### Excerpt provided
Plato described the four Cradinal Virtues - Temperance, Prudence, Justice and Courage. Cardinal comes from he word hinge i.e all virtues hinge on these four. Christianity added faith, hope and love. They are spheres that affect human life.

  • Your life - Prudence.
  • Others - Justice
  • Control of fear - Courage
  • Control of appetite - Temperance

Socrates questions the virtues and looked for a hierarchy and collapsed the virtues into one that is Wisdom or Knowledge

Aristotle and Virtue

He had a notion of Megalopsuchia - magnaminous or Greatness of Soul. It was the key crowning virtue. You must have it to have all the others. You must have honour and it must be publicly displayed.

He developed the idea that virtue must be practiced and habituated. He calls it Arete - this is a well entrenched excellence of character. It does not have a moralistic overtones

Wisdom allows you to determine where the Golden Mean is. For instance think of Courage. At one extreme there is cowardice and the other foolhardy. In the middle there was courage. To get to the average you practice and use your wisdom to get there.

Eventually if you attain virtuousness you get Eudaimonia and are a good model for others. However you do not get happy by setting out to be virtuous. The aim is to want to be virtuous and as a result you will be become happy.

There was an idea you could not have one without the other. i.e a wicked man cannot be courageous. Others would argue that is not true but others would say that it isnt courage in the wicked man.

Christianity V Greeks

Even though the virtues are overlapping but there are different reasons for being virtuous. Aristotle - you should be virtuous because it is in your best interests and you will flourish and you will be a good example of a human being and you will treat everyone well. But in Christianity is about serving good. It is much more concerned with others - self serving and mercy and submission to God.

Acquinus tried to synthesize these nd internalize them so Courage would be an inward struggle. Hume come back to.

### Provided information

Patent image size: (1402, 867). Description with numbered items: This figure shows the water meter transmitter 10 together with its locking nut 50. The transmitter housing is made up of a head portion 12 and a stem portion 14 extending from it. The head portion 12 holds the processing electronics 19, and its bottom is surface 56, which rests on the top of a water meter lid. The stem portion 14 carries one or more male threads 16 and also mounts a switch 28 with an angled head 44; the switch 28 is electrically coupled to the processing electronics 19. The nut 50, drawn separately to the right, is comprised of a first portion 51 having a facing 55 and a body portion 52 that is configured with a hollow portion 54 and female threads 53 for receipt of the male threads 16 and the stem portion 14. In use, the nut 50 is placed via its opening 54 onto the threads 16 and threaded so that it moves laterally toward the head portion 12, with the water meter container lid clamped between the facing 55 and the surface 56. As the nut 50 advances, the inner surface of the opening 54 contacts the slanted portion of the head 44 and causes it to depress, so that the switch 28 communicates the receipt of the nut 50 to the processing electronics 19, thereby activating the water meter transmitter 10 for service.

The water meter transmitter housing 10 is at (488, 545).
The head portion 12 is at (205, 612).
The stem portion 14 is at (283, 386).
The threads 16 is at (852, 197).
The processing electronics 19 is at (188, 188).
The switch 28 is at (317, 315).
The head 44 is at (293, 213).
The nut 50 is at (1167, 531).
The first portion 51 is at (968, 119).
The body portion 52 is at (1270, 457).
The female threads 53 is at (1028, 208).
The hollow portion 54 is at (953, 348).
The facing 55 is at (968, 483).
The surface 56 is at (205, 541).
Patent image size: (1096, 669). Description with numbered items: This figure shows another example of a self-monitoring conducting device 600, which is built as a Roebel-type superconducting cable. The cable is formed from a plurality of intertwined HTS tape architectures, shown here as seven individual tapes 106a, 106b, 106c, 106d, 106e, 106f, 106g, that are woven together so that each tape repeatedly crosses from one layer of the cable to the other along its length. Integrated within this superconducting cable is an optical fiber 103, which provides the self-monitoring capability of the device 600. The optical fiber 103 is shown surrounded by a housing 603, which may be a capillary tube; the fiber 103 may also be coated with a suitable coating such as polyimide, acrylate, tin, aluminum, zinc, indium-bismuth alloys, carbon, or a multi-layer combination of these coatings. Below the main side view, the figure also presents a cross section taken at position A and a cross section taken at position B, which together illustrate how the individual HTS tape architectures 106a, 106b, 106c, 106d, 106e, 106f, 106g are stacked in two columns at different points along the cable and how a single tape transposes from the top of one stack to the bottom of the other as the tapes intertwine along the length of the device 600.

### The tasks
A. Repeat the notes on the virtues from "Wisdom allows you" to "the wicked man.".
B. Based on the notes on the virtues, decide whether each statement agrees with them, answering yes or no and quoting the words that settle it: (i) Socrates reduced the virtues to a single one, Wisdom or Knowledge. (ii) In Aristotle's view, a person becomes happy by setting out to be virtuous. (iii) Christianity added faith, hope and love to the virtues.
C. Take the notes on the virtues further, starting from where they stop.
The records play no part in what you are asked to do.

### Answers to the exercises
A.
Wisdom allows you to determine where the Golden Mean is. For instance think of Courage. At one extreme there is cowardice and the other foolhardy. In the middle there was courage. To get to the average you practice and use your wisdom to get there.

Eventually if you attain virtuousness you get Eudaimonia and are a good model for others. However you do not get happy by setting out to be virtuous. The aim is to want to be virtuous and as a result you will be become happy.

There was an idea you could not have one without the other. i.e a wicked man cannot be courageous. Others would argue that is not true but others would say that it isnt courage in the wicked man.

B.
(i) Yes: "collapsed the virtues into one that is Wisdom or Knowledge"
(ii) No: "However you do not get happy by setting out to be virtuous."
(iii) Yes: "Christianity added faith, hope and love."

C.
Utilitarianism

Achievement done for the greatest good. The Happiness Calculus. To maximize happiness add up all the happy things and subtract the unhappy. Virtues should be acquired for their own sake. This was taken up by the Stoics. For Utilitarians all pleasures were equal but John Stuart Mill tried to argie for an hierarchy of pleasures such as reading.

Hobbes - thought we only acted in our self interest and man was at war against man. At first look Darwinism seems to be focused on the survival of the fittest but real virtue can come from self deception. You cooperate it will be in others best interest but not cooperate when it is in your own best interest. But eventually you will not be cooperated with. So you deceive others by acting virtuous but in order to succeed you must have a sincere feeling of virtuousness and it isnt less virtuous becuase it grew out of an in initial feeling of deception anymore than saying that Diamonds are coal.

Other ideas of Virtue

Nietzsche he saw a big fat lie ansd the heart of Christianity. The promise of an afterlife is some consoling myth for the lack of justice in their own life.

Kant - Sentiment should be removed and based on rationality. He has a Categorical Imperative - that binds all human reason. You should also act on rational principles and do what any other rational beings would do. If you do a good act that flows out of your character then it has no moral value unless you do it out of duty. Even better if you struggled to do your duty. This seems to be diametrically opposed to Aristotle.